— Exercise aim —
Of the lines in the data below, count the ones holding the string "JSON", and answer with that number only.
--- start of Supplied data ---
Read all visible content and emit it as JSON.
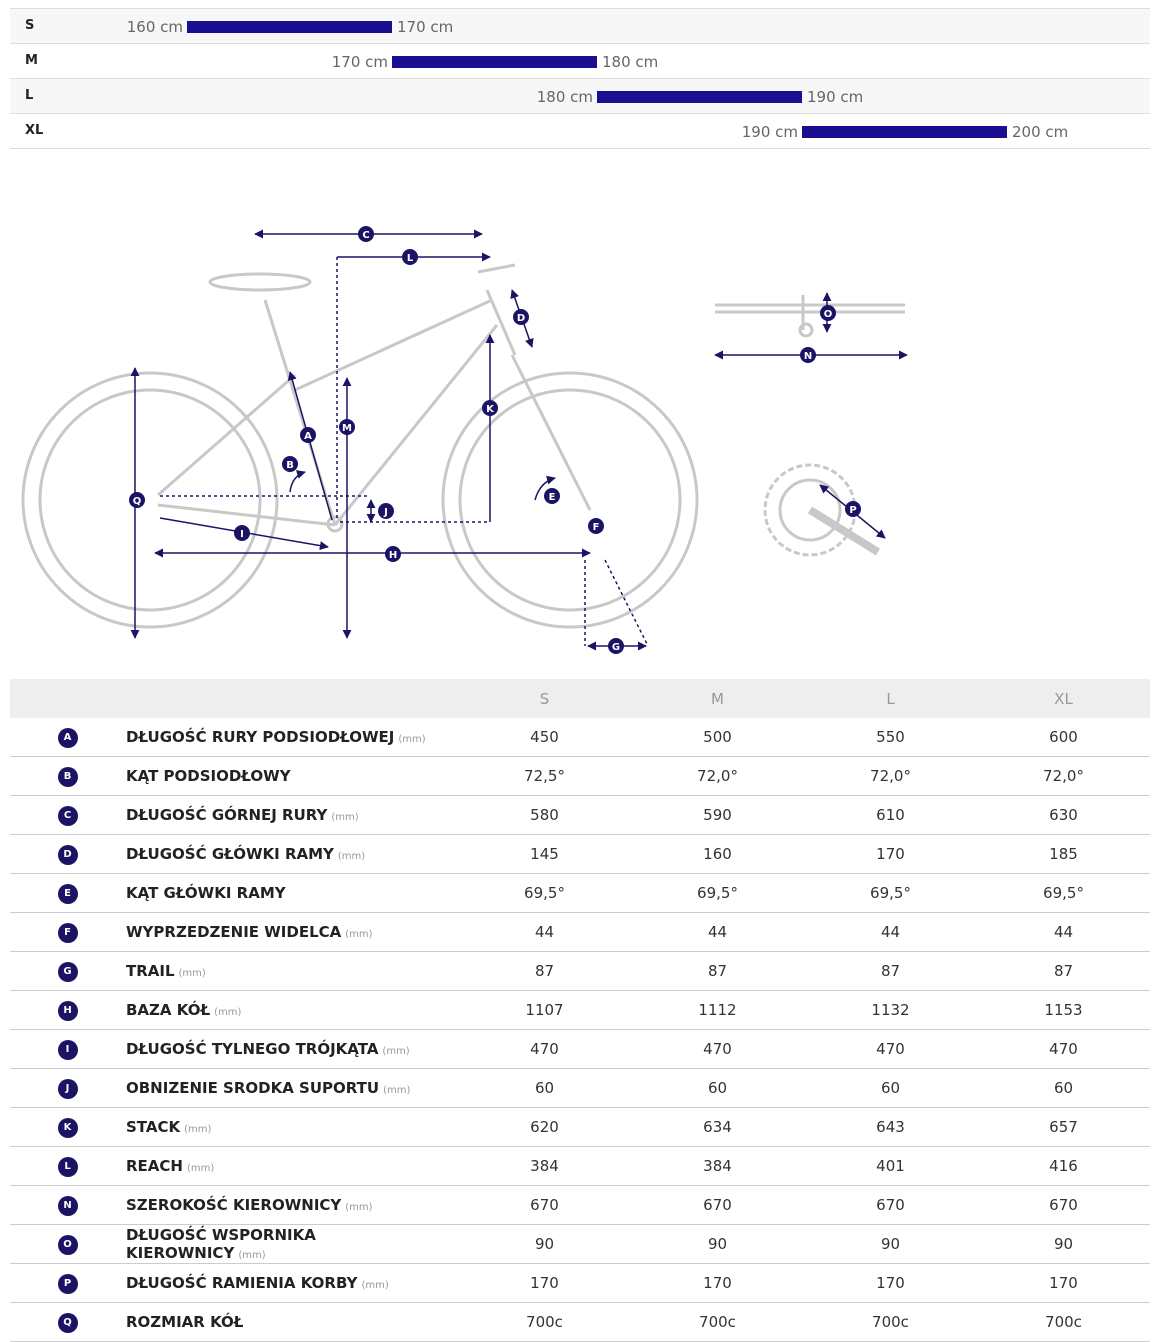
{
  "sizes": [
    {
      "size": "S",
      "min": "160 cm",
      "max": "170 cm"
    },
    {
      "size": "M",
      "min": "170 cm",
      "max": "180 cm"
    },
    {
      "size": "L",
      "min": "180 cm",
      "max": "190 cm"
    },
    {
      "size": "XL",
      "min": "190 cm",
      "max": "200 cm"
    }
  ],
  "diagram": {
    "markers": [
      "C",
      "L",
      "D",
      "K",
      "M",
      "A",
      "B",
      "Q",
      "J",
      "E",
      "F",
      "I",
      "H",
      "G",
      "O",
      "N",
      "P"
    ]
  },
  "table": {
    "headers": [
      "S",
      "M",
      "L",
      "XL"
    ],
    "rows": [
      {
        "letter": "A",
        "name": "DŁUGOŚĆ RURY PODSIODŁOWEJ",
        "unit": "(mm)",
        "values": [
          450,
          500,
          550,
          600
        ]
      },
      {
        "letter": "B",
        "name": "KĄT PODSIODŁOWY",
        "values": [
          "72,5°",
          "72,0°",
          "72,0°",
          "72,0°"
        ]
      },
      {
        "letter": "C",
        "name": "DŁUGOŚĆ GÓRNEJ RURY",
        "unit": "(mm)",
        "values": [
          580,
          590,
          610,
          630
        ]
      },
      {
        "letter": "D",
        "name": "DŁUGOŚĆ GŁÓWKI RAMY",
        "unit": "(mm)",
        "values": [
          145,
          160,
          170,
          185
        ]
      },
      {
        "letter": "E",
        "name": "KĄT GŁÓWKI RAMY",
        "values": [
          "69,5°",
          "69,5°",
          "69,5°",
          "69,5°"
        ]
      },
      {
        "letter": "F",
        "name": "WYPRZEDZENIE WIDELCA",
        "unit": "(mm)",
        "values": [
          44,
          44,
          44,
          44
        ]
      },
      {
        "letter": "G",
        "name": "TRAIL",
        "unit": "(mm)",
        "values": [
          87,
          87,
          87,
          87
        ]
      },
      {
        "letter": "H",
        "name": "BAZA KÓŁ",
        "unit": "(mm)",
        "values": [
          1107,
          1112,
          1132,
          1153
        ]
      },
      {
        "letter": "I",
        "name": "DŁUGOŚĆ TYLNEGO TRÓJKĄTA",
        "unit": "(mm)",
        "values": [
          470,
          470,
          470,
          470
        ]
      },
      {
        "letter": "J",
        "name": "OBNIZENIE SRODKA SUPORTU",
        "unit": "(mm)",
        "values": [
          60,
          60,
          60,
          60
        ]
      },
      {
        "letter": "K",
        "name": "STACK",
        "unit": "(mm)",
        "values": [
          620,
          634,
          643,
          657
        ]
      },
      {
        "letter": "L",
        "name": "REACH",
        "unit": "(mm)",
        "values": [
          384,
          384,
          401,
          416
        ]
      },
      {
        "letter": "N",
        "name": "SZEROKOŚĆ KIEROWNICY",
        "unit": "(mm)",
        "values": [
          670,
          670,
          670,
          670
        ]
      },
      {
        "letter": "O",
        "name": "DŁUGOŚĆ WSPORNIKA KIEROWNICY",
        "unit": "(mm)",
        "values": [
          90,
          90,
          90,
          90
        ]
      },
      {
        "letter": "P",
        "name": "DŁUGOŚĆ RAMIENIA KORBY",
        "unit": "(mm)",
        "values": [
          170,
          170,
          170,
          170
        ]
      },
      {
        "letter": "Q",
        "name": "ROZMIAR KÓŁ",
        "values": [
          "700c",
          "700c",
          "700c",
          "700c"
        ]
      }
    ]
  }
}
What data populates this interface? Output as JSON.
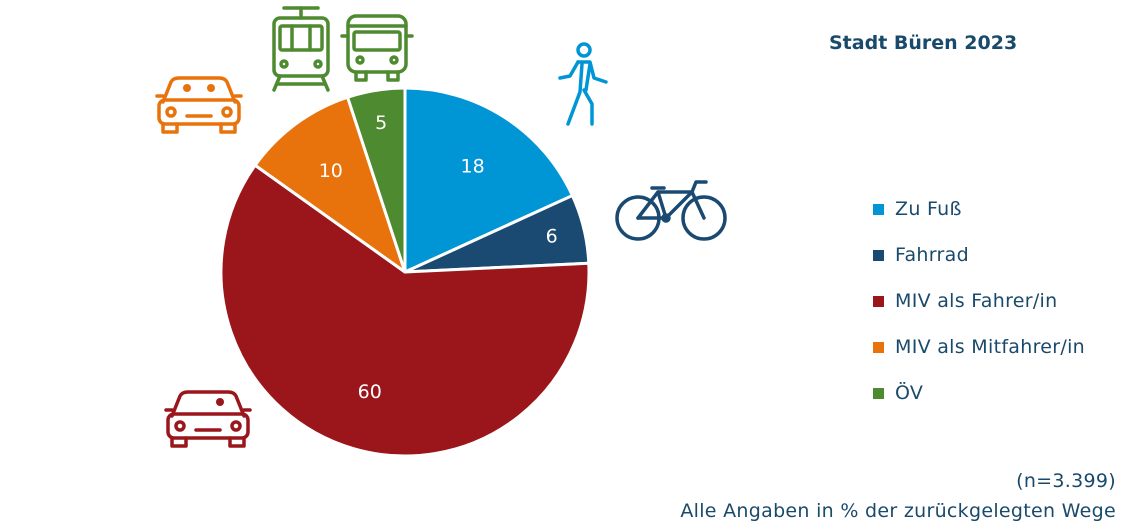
--- end of Supplied data ---
— Answer to the exercise —
2